THE EXERCISE
Images are excluded; otherwise, output every record exactly.
* * * *
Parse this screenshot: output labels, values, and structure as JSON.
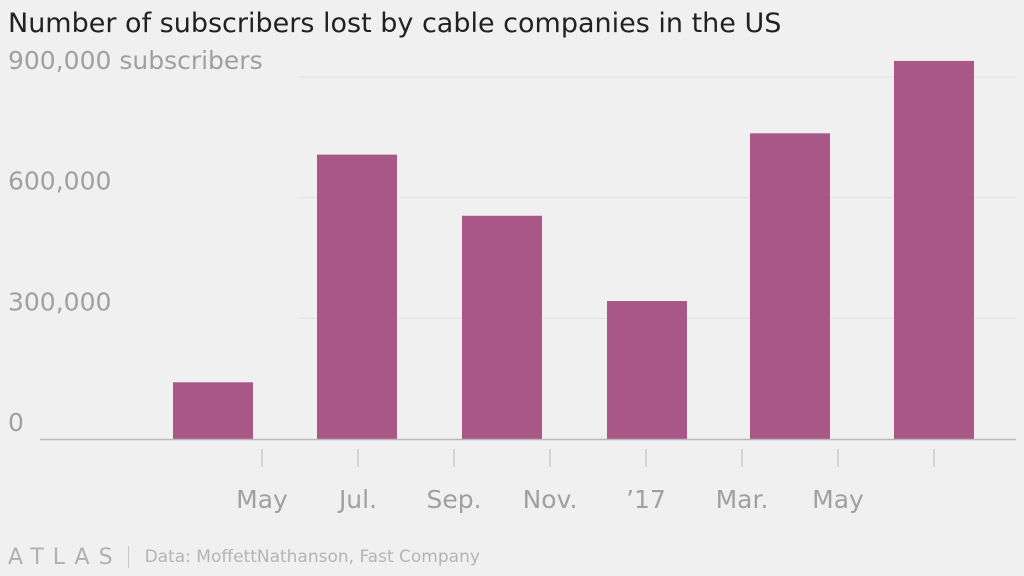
{
  "title": "Number of subscribers lost by cable companies in the US",
  "source": "Data: MoffettNathanson, Fast Company",
  "logo": "ATLAS",
  "colors": {
    "bar": "#a85787",
    "axis": "#b8b8b8",
    "grid": "#e2e2e2",
    "label": "#a0a0a0",
    "background": "#f0f0f0"
  },
  "chart_data": {
    "type": "bar",
    "title": "Number of subscribers lost by cable companies in the US",
    "y_unit_label": "subscribers",
    "ylim": [
      0,
      900000
    ],
    "yticks": [
      {
        "value": 0,
        "label": "0"
      },
      {
        "value": 300000,
        "label": "300,000"
      },
      {
        "value": 600000,
        "label": "600,000"
      },
      {
        "value": 900000,
        "label": "900,000 subscribers"
      }
    ],
    "x_tick_labels": [
      "May",
      "Jul.",
      "Sep.",
      "Nov.",
      "’17",
      "Mar.",
      "May"
    ],
    "x_tick_count": 8,
    "values": [
      141000,
      707000,
      555000,
      343000,
      760000,
      940000
    ],
    "grid": true
  }
}
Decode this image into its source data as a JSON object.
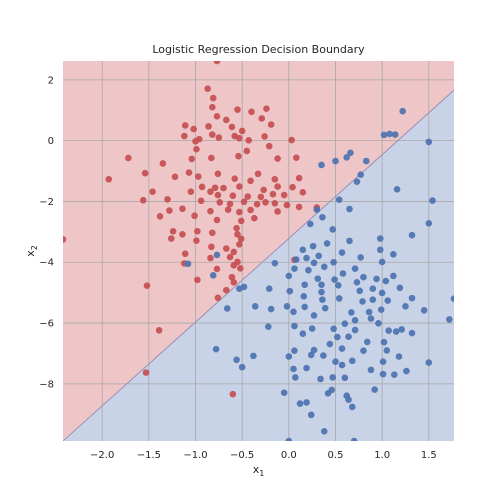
* * * *
TASK RESULT
Parse this screenshot: output labels, values, and structure as JSON.
{
  "title": "Number of subscribers lost by cable companies in the US",
  "source": "Data: MoffettNathanson, Fast Company",
  "logo": "ATLAS",
  "colors": {
    "bar": "#a85787",
    "axis": "#b8b8b8",
    "grid": "#e2e2e2",
    "label": "#a0a0a0",
    "background": "#f0f0f0"
  },
  "chart_data": {
    "type": "bar",
    "title": "Number of subscribers lost by cable companies in the US",
    "y_unit_label": "subscribers",
    "ylim": [
      0,
      900000
    ],
    "yticks": [
      {
        "value": 0,
        "label": "0"
      },
      {
        "value": 300000,
        "label": "300,000"
      },
      {
        "value": 600000,
        "label": "600,000"
      },
      {
        "value": 900000,
        "label": "900,000 subscribers"
      }
    ],
    "x_tick_labels": [
      "May",
      "Jul.",
      "Sep.",
      "Nov.",
      "’17",
      "Mar.",
      "May"
    ],
    "x_tick_count": 8,
    "values": [
      141000,
      707000,
      555000,
      343000,
      760000,
      940000
    ],
    "grid": true
  }
}
Decode this image into its source data as a JSON object.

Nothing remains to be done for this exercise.